Problem to work on: Make an exact copy of the entries, and keep any pictures out of it.

[Stored records]
-------------------------

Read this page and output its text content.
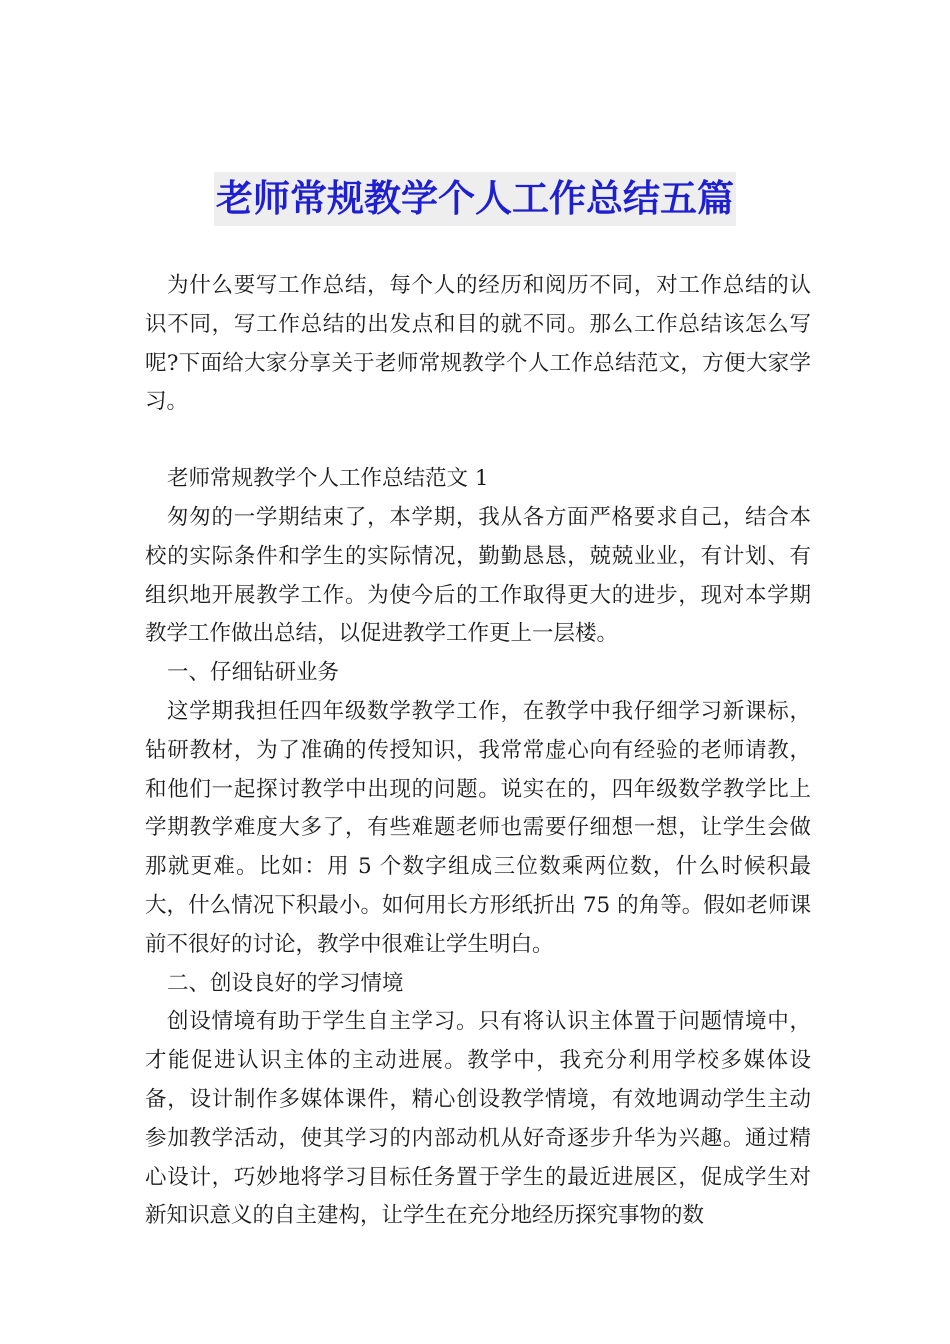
老师常规教学个人工作总结五篇

为什么要写工作总结，每个人的经历和阅历不同，对工作总结的认识不同，写工作总结的出发点和目的就不同。那么工作总结该怎么写呢?下面给大家分享关于老师常规教学个人工作总结范文，方便大家学习。

老师常规教学个人工作总结范文 1

匆匆的一学期结束了，本学期，我从各方面严格要求自己，结合本校的实际条件和学生的实际情况，勤勤恳恳，兢兢业业，有计划、有组织地开展教学工作。为使今后的工作取得更大的进步，现对本学期教学工作做出总结，以促进教学工作更上一层楼。

一、仔细钻研业务

这学期我担任四年级数学教学工作，在教学中我仔细学习新课标，钻研教材，为了准确的传授知识，我常常虚心向有经验的老师请教，和他们一起探讨教学中出现的问题。说实在的，四年级数学教学比上学期教学难度大多了，有些难题老师也需要仔细想一想，让学生会做那就更难。比如：用 5 个数字组成三位数乘两位数，什么时候积最大，什么情况下积最小。如何用长方形纸折出 75 的角等。假如老师课前不很好的讨论，教学中很难让学生明白。

二、创设良好的学习情境

创设情境有助于学生自主学习。只有将认识主体置于问题情境中，才能促进认识主体的主动进展。教学中，我充分利用学校多媒体设备，设计制作多媒体课件，精心创设教学情境，有效地调动学生主动参加教学活动，使其学习的内部动机从好奇逐步升华为兴趣。通过精心设计，巧妙地将学习目标任务置于学生的最近进展区，促成学生对新知识意义的自主建构，让学生在充分地经历探究事物的数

-------------------------

Result for this task:
Read this page and output its text content.
老师常规教学个人工作总结五篇

为什么要写工作总结，每个人的经历和阅历不同，对工作总结的认识不同，写工作总结的出发点和目的就不同。那么工作总结该怎么写呢?下面给大家分享关于老师常规教学个人工作总结范文，方便大家学习。

老师常规教学个人工作总结范文 1

匆匆的一学期结束了，本学期，我从各方面严格要求自己，结合本校的实际条件和学生的实际情况，勤勤恳恳，兢兢业业，有计划、有组织地开展教学工作。为使今后的工作取得更大的进步，现对本学期教学工作做出总结，以促进教学工作更上一层楼。

一、仔细钻研业务

这学期我担任四年级数学教学工作，在教学中我仔细学习新课标，钻研教材，为了准确的传授知识，我常常虚心向有经验的老师请教，和他们一起探讨教学中出现的问题。说实在的，四年级数学教学比上学期教学难度大多了，有些难题老师也需要仔细想一想，让学生会做那就更难。比如：用 5 个数字组成三位数乘两位数，什么时候积最大，什么情况下积最小。如何用长方形纸折出 75 的角等。假如老师课前不很好的讨论，教学中很难让学生明白。

二、创设良好的学习情境

创设情境有助于学生自主学习。只有将认识主体置于问题情境中，才能促进认识主体的主动进展。教学中，我充分利用学校多媒体设备，设计制作多媒体课件，精心创设教学情境，有效地调动学生主动参加教学活动，使其学习的内部动机从好奇逐步升华为兴趣。通过精心设计，巧妙地将学习目标任务置于学生的最近进展区，促成学生对新知识意义的自主建构，让学生在充分地经历探究事物的数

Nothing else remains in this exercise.